§ **Aim of the task**
Extract the full listing verbatim and drop any pictures from your copy.

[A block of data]
▼

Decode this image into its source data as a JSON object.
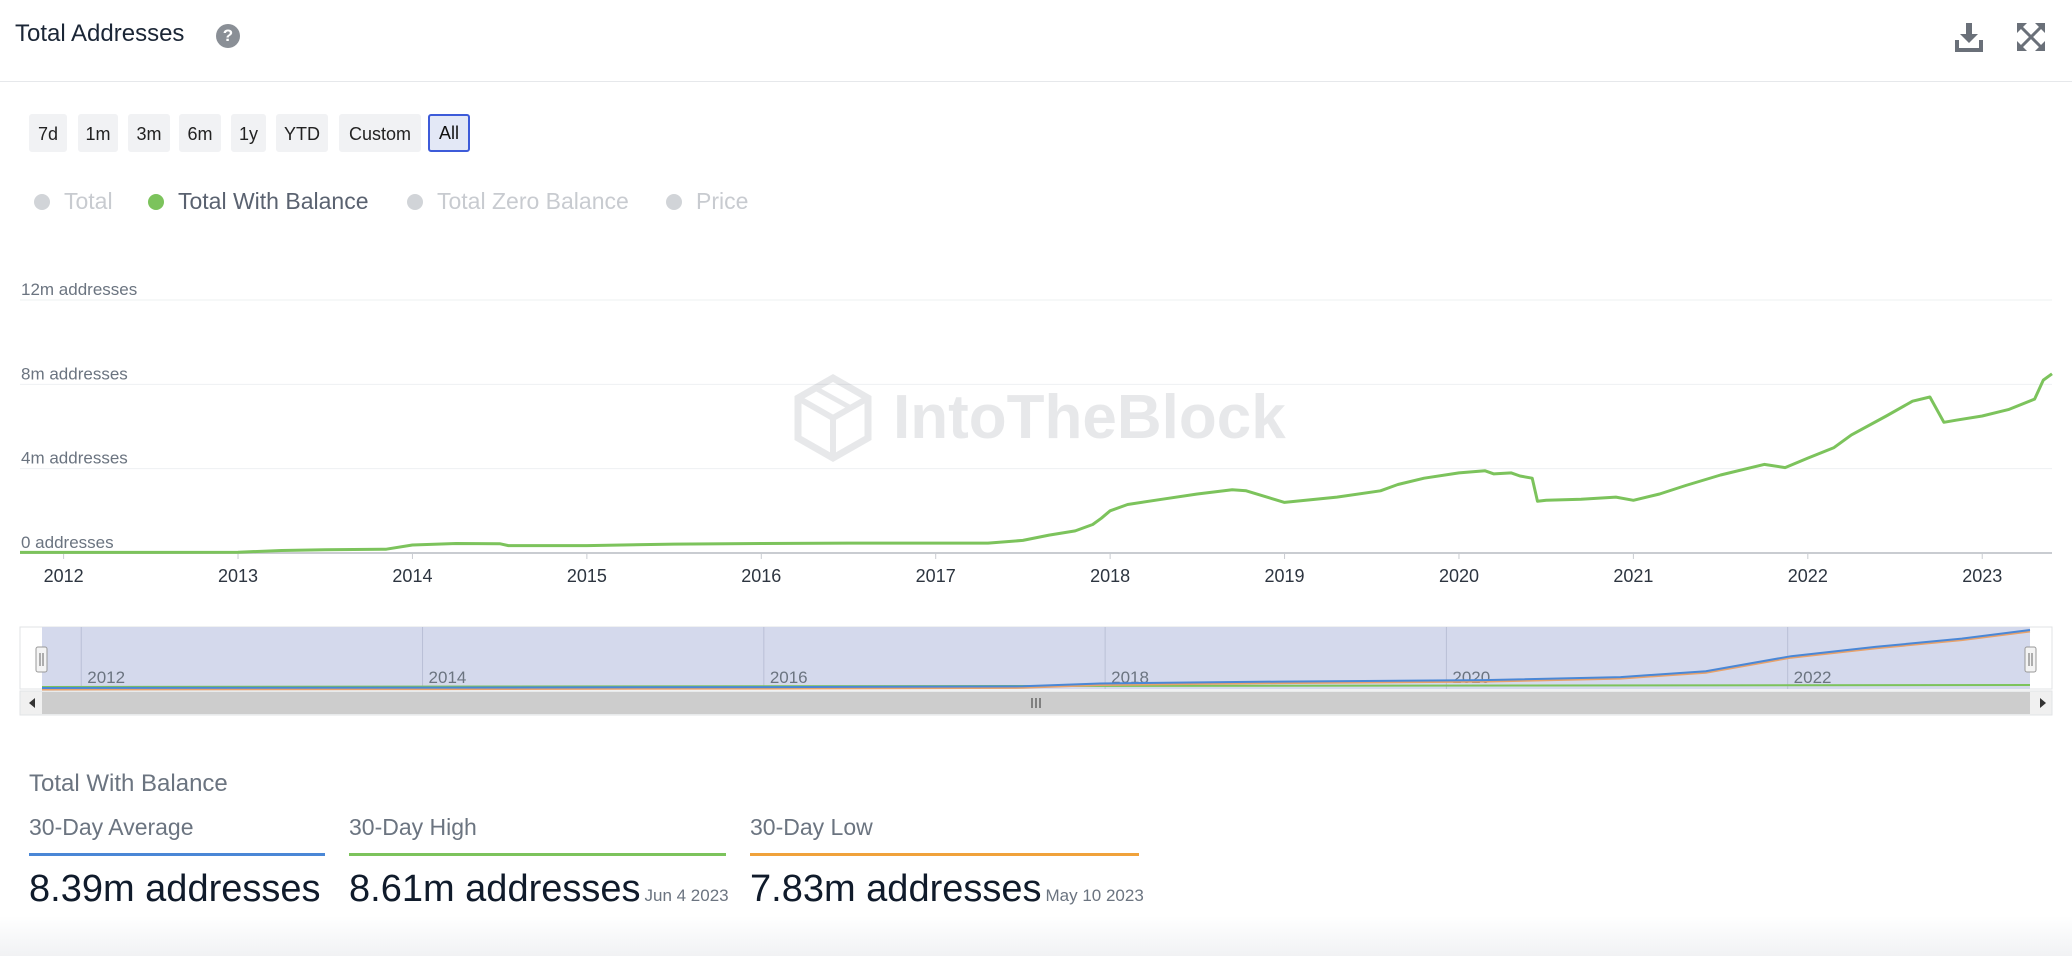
{
  "header": {
    "title": "Total Addresses",
    "help_icon": "question-circle-icon",
    "download_icon": "download-icon",
    "fullscreen_icon": "expand-icon"
  },
  "range_buttons": [
    {
      "label": "7d",
      "active": false
    },
    {
      "label": "1m",
      "active": false
    },
    {
      "label": "3m",
      "active": false
    },
    {
      "label": "6m",
      "active": false
    },
    {
      "label": "1y",
      "active": false
    },
    {
      "label": "YTD",
      "active": false
    },
    {
      "label": "Custom",
      "active": false
    },
    {
      "label": "All",
      "active": true
    }
  ],
  "legend": [
    {
      "label": "Total",
      "enabled": false
    },
    {
      "label": "Total With Balance",
      "enabled": true
    },
    {
      "label": "Total Zero Balance",
      "enabled": false
    },
    {
      "label": "Price",
      "enabled": false
    }
  ],
  "watermark": "IntoTheBlock",
  "chart_data": {
    "type": "line",
    "title": "Total Addresses",
    "series_name": "Total With Balance",
    "color": "#7cc35c",
    "x_unit": "year",
    "ylabel": "addresses",
    "ylim": [
      0,
      12000000
    ],
    "y_ticks": [
      {
        "value": 0,
        "label": "0 addresses"
      },
      {
        "value": 4000000,
        "label": "4m addresses"
      },
      {
        "value": 8000000,
        "label": "8m addresses"
      },
      {
        "value": 12000000,
        "label": "12m addresses"
      }
    ],
    "xlim": [
      2011.75,
      2023.4
    ],
    "x_ticks": [
      2012,
      2013,
      2014,
      2015,
      2016,
      2017,
      2018,
      2019,
      2020,
      2021,
      2022,
      2023
    ],
    "x": [
      2011.75,
      2012.0,
      2012.5,
      2013.0,
      2013.25,
      2013.5,
      2013.85,
      2014.0,
      2014.25,
      2014.5,
      2014.55,
      2015.0,
      2015.5,
      2016.0,
      2016.5,
      2017.0,
      2017.3,
      2017.5,
      2017.65,
      2017.8,
      2017.9,
      2017.95,
      2018.0,
      2018.1,
      2018.3,
      2018.5,
      2018.7,
      2018.78,
      2019.0,
      2019.3,
      2019.55,
      2019.65,
      2019.8,
      2020.0,
      2020.15,
      2020.2,
      2020.3,
      2020.35,
      2020.42,
      2020.45,
      2020.5,
      2020.7,
      2020.9,
      2021.0,
      2021.15,
      2021.3,
      2021.5,
      2021.75,
      2021.87,
      2022.0,
      2022.15,
      2022.25,
      2022.45,
      2022.6,
      2022.7,
      2022.78,
      2022.85,
      2023.0,
      2023.1,
      2023.15,
      2023.3,
      2023.35,
      2023.4
    ],
    "y": [
      30000,
      30000,
      30000,
      40000,
      120000,
      150000,
      180000,
      380000,
      450000,
      440000,
      350000,
      350000,
      420000,
      450000,
      470000,
      470000,
      470000,
      600000,
      850000,
      1050000,
      1350000,
      1650000,
      2000000,
      2300000,
      2550000,
      2800000,
      3000000,
      2950000,
      2400000,
      2650000,
      2950000,
      3250000,
      3550000,
      3800000,
      3900000,
      3750000,
      3800000,
      3650000,
      3550000,
      2450000,
      2500000,
      2550000,
      2650000,
      2500000,
      2800000,
      3200000,
      3700000,
      4200000,
      4050000,
      4500000,
      5000000,
      5600000,
      6500000,
      7200000,
      7400000,
      6200000,
      6300000,
      6500000,
      6700000,
      6800000,
      7300000,
      8200000,
      8500000
    ],
    "navigator": {
      "year_labels": [
        "2012",
        "2014",
        "2016",
        "2018",
        "2020",
        "2022"
      ],
      "x": [
        2011.75,
        2014.0,
        2016.0,
        2017.5,
        2017.95,
        2019.0,
        2020.2,
        2021.0,
        2021.5,
        2022.0,
        2022.5,
        2023.0,
        2023.4
      ],
      "y": [
        0,
        100000,
        250000,
        450000,
        1200000,
        1700000,
        2100000,
        2900000,
        4500000,
        8500000,
        11000000,
        13200000,
        15500000
      ]
    }
  },
  "stats": {
    "title": "Total With Balance",
    "items": [
      {
        "label": "30-Day Average",
        "value": "8.39m addresses",
        "date": "",
        "color": "#4a87d6"
      },
      {
        "label": "30-Day High",
        "value": "8.61m addresses",
        "date": "Jun 4 2023",
        "color": "#7cc35c"
      },
      {
        "label": "30-Day Low",
        "value": "7.83m addresses",
        "date": "May 10 2023",
        "color": "#f0a23b"
      }
    ]
  }
}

▲

§ **Answer to this task**
Decode this image into its source data as a JSON object.
{
  "header": {
    "title": "Total Addresses",
    "help_icon": "question-circle-icon",
    "download_icon": "download-icon",
    "fullscreen_icon": "expand-icon"
  },
  "range_buttons": [
    {
      "label": "7d",
      "active": false
    },
    {
      "label": "1m",
      "active": false
    },
    {
      "label": "3m",
      "active": false
    },
    {
      "label": "6m",
      "active": false
    },
    {
      "label": "1y",
      "active": false
    },
    {
      "label": "YTD",
      "active": false
    },
    {
      "label": "Custom",
      "active": false
    },
    {
      "label": "All",
      "active": true
    }
  ],
  "legend": [
    {
      "label": "Total",
      "enabled": false
    },
    {
      "label": "Total With Balance",
      "enabled": true
    },
    {
      "label": "Total Zero Balance",
      "enabled": false
    },
    {
      "label": "Price",
      "enabled": false
    }
  ],
  "watermark": "IntoTheBlock",
  "chart_data": {
    "type": "line",
    "title": "Total Addresses",
    "series_name": "Total With Balance",
    "color": "#7cc35c",
    "x_unit": "year",
    "ylabel": "addresses",
    "ylim": [
      0,
      12000000
    ],
    "y_ticks": [
      {
        "value": 0,
        "label": "0 addresses"
      },
      {
        "value": 4000000,
        "label": "4m addresses"
      },
      {
        "value": 8000000,
        "label": "8m addresses"
      },
      {
        "value": 12000000,
        "label": "12m addresses"
      }
    ],
    "xlim": [
      2011.75,
      2023.4
    ],
    "x_ticks": [
      2012,
      2013,
      2014,
      2015,
      2016,
      2017,
      2018,
      2019,
      2020,
      2021,
      2022,
      2023
    ],
    "x": [
      2011.75,
      2012.0,
      2012.5,
      2013.0,
      2013.25,
      2013.5,
      2013.85,
      2014.0,
      2014.25,
      2014.5,
      2014.55,
      2015.0,
      2015.5,
      2016.0,
      2016.5,
      2017.0,
      2017.3,
      2017.5,
      2017.65,
      2017.8,
      2017.9,
      2017.95,
      2018.0,
      2018.1,
      2018.3,
      2018.5,
      2018.7,
      2018.78,
      2019.0,
      2019.3,
      2019.55,
      2019.65,
      2019.8,
      2020.0,
      2020.15,
      2020.2,
      2020.3,
      2020.35,
      2020.42,
      2020.45,
      2020.5,
      2020.7,
      2020.9,
      2021.0,
      2021.15,
      2021.3,
      2021.5,
      2021.75,
      2021.87,
      2022.0,
      2022.15,
      2022.25,
      2022.45,
      2022.6,
      2022.7,
      2022.78,
      2022.85,
      2023.0,
      2023.1,
      2023.15,
      2023.3,
      2023.35,
      2023.4
    ],
    "y": [
      30000,
      30000,
      30000,
      40000,
      120000,
      150000,
      180000,
      380000,
      450000,
      440000,
      350000,
      350000,
      420000,
      450000,
      470000,
      470000,
      470000,
      600000,
      850000,
      1050000,
      1350000,
      1650000,
      2000000,
      2300000,
      2550000,
      2800000,
      3000000,
      2950000,
      2400000,
      2650000,
      2950000,
      3250000,
      3550000,
      3800000,
      3900000,
      3750000,
      3800000,
      3650000,
      3550000,
      2450000,
      2500000,
      2550000,
      2650000,
      2500000,
      2800000,
      3200000,
      3700000,
      4200000,
      4050000,
      4500000,
      5000000,
      5600000,
      6500000,
      7200000,
      7400000,
      6200000,
      6300000,
      6500000,
      6700000,
      6800000,
      7300000,
      8200000,
      8500000
    ],
    "navigator": {
      "year_labels": [
        "2012",
        "2014",
        "2016",
        "2018",
        "2020",
        "2022"
      ],
      "x": [
        2011.75,
        2014.0,
        2016.0,
        2017.5,
        2017.95,
        2019.0,
        2020.2,
        2021.0,
        2021.5,
        2022.0,
        2022.5,
        2023.0,
        2023.4
      ],
      "y": [
        0,
        100000,
        250000,
        450000,
        1200000,
        1700000,
        2100000,
        2900000,
        4500000,
        8500000,
        11000000,
        13200000,
        15500000
      ]
    }
  },
  "stats": {
    "title": "Total With Balance",
    "items": [
      {
        "label": "30-Day Average",
        "value": "8.39m addresses",
        "date": "",
        "color": "#4a87d6"
      },
      {
        "label": "30-Day High",
        "value": "8.61m addresses",
        "date": "Jun 4 2023",
        "color": "#7cc35c"
      },
      {
        "label": "30-Day Low",
        "value": "7.83m addresses",
        "date": "May 10 2023",
        "color": "#f0a23b"
      }
    ]
  }
}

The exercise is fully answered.